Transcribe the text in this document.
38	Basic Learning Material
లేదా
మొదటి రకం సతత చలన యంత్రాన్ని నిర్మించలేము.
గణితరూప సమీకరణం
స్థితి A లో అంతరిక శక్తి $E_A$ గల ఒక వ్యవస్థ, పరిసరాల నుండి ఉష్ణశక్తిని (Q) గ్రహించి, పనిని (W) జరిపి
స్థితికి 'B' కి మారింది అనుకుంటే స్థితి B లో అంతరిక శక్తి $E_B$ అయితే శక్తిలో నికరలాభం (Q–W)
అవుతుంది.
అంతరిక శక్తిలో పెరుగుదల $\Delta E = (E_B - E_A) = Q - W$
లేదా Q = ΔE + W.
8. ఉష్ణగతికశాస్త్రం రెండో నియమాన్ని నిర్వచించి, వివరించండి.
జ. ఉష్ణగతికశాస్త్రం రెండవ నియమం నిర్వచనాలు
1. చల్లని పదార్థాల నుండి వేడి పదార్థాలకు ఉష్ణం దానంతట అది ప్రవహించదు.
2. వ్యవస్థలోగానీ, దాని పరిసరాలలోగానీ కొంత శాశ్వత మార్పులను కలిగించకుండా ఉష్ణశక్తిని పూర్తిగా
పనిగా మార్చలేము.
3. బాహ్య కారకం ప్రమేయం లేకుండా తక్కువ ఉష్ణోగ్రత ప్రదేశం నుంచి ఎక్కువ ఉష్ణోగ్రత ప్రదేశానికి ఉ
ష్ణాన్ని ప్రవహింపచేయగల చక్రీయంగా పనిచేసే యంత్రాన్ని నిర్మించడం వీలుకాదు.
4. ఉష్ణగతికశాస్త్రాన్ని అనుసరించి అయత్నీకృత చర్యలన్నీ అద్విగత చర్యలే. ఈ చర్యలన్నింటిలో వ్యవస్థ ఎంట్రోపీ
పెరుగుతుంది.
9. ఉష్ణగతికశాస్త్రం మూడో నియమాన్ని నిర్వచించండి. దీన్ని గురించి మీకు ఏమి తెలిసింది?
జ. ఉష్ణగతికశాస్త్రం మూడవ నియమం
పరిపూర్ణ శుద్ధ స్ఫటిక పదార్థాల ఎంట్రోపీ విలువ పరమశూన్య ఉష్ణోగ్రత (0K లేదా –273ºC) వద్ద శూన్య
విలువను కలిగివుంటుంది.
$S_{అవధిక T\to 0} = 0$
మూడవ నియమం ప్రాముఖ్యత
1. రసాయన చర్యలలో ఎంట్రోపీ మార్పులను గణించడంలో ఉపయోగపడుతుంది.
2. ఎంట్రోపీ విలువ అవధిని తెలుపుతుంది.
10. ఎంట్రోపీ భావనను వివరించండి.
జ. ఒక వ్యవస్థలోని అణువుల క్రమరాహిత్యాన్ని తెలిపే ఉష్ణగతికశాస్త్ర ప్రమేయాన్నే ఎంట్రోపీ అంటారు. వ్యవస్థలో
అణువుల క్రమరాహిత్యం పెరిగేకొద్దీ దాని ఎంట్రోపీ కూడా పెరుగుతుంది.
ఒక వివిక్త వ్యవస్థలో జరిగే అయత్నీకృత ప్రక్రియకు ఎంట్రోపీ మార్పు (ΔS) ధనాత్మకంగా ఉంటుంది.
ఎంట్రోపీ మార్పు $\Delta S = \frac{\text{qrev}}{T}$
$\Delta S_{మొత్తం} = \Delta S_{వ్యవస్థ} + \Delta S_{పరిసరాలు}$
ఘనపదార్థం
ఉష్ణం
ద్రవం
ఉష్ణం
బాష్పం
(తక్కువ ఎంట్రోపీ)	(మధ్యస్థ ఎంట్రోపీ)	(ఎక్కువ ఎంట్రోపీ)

◇ ◇ ◇

* Do this
Write out the entries above once more, without altering anything.

* Answer to the task
Transcribe the text in this document.
38	Basic Learning Material
లేదా
మొదటి రకం సతత చలన యంత్రాన్ని నిర్మించలేము.
గణితరూప సమీకరణం
స్థితి A లో అంతరిక శక్తి $E_A$ గల ఒక వ్యవస్థ, పరిసరాల నుండి ఉష్ణశక్తిని (Q) గ్రహించి, పనిని (W) జరిపి
స్థితికి 'B' కి మారింది అనుకుంటే స్థితి B లో అంతరిక శక్తి $E_B$ అయితే శక్తిలో నికరలాభం (Q–W)
అవుతుంది.
అంతరిక శక్తిలో పెరుగుదల $\Delta E = (E_B - E_A) = Q - W$
లేదా Q = ΔE + W.
8. ఉష్ణగతికశాస్త్రం రెండో నియమాన్ని నిర్వచించి, వివరించండి.
జ. ఉష్ణగతికశాస్త్రం రెండవ నియమం నిర్వచనాలు
1. చల్లని పదార్థాల నుండి వేడి పదార్థాలకు ఉష్ణం దానంతట అది ప్రవహించదు.
2. వ్యవస్థలోగానీ, దాని పరిసరాలలోగానీ కొంత శాశ్వత మార్పులను కలిగించకుండా ఉష్ణశక్తిని పూర్తిగా
పనిగా మార్చలేము.
3. బాహ్య కారకం ప్రమేయం లేకుండా తక్కువ ఉష్ణోగ్రత ప్రదేశం నుంచి ఎక్కువ ఉష్ణోగ్రత ప్రదేశానికి ఉ
ష్ణాన్ని ప్రవహింపచేయగల చక్రీయంగా పనిచేసే యంత్రాన్ని నిర్మించడం వీలుకాదు.
4. ఉష్ణగతికశాస్త్రాన్ని అనుసరించి అయత్నీకృత చర్యలన్నీ అద్విగత చర్యలే. ఈ చర్యలన్నింటిలో వ్యవస్థ ఎంట్రోపీ
పెరుగుతుంది.
9. ఉష్ణగతికశాస్త్రం మూడో నియమాన్ని నిర్వచించండి. దీన్ని గురించి మీకు ఏమి తెలిసింది?
జ. ఉష్ణగతికశాస్త్రం మూడవ నియమం
పరిపూర్ణ శుద్ధ స్ఫటిక పదార్థాల ఎంట్రోపీ విలువ పరమశూన్య ఉష్ణోగ్రత (0K లేదా –273ºC) వద్ద శూన్య
విలువను కలిగివుంటుంది.
$S_{అవధిక T\to 0} = 0$
మూడవ నియమం ప్రాముఖ్యత
1. రసాయన చర్యలలో ఎంట్రోపీ మార్పులను గణించడంలో ఉపయోగపడుతుంది.
2. ఎంట్రోపీ విలువ అవధిని తెలుపుతుంది.
10. ఎంట్రోపీ భావనను వివరించండి.
జ. ఒక వ్యవస్థలోని అణువుల క్రమరాహిత్యాన్ని తెలిపే ఉష్ణగతికశాస్త్ర ప్రమేయాన్నే ఎంట్రోపీ అంటారు. వ్యవస్థలో
అణువుల క్రమరాహిత్యం పెరిగేకొద్దీ దాని ఎంట్రోపీ కూడా పెరుగుతుంది.
ఒక వివిక్త వ్యవస్థలో జరిగే అయత్నీకృత ప్రక్రియకు ఎంట్రోపీ మార్పు (ΔS) ధనాత్మకంగా ఉంటుంది.
ఎంట్రోపీ మార్పు $\Delta S = \frac{\text{qrev}}{T}$
$\Delta S_{మొత్తం} = \Delta S_{వ్యవస్థ} + \Delta S_{పరిసరాలు}$
ఘనపదార్థం
ఉష్ణం
ద్రవం
ఉష్ణం
బాష్పం
(తక్కువ ఎంట్రోపీ)	(మధ్యస్థ ఎంట్రోపీ)	(ఎక్కువ ఎంట్రోపీ)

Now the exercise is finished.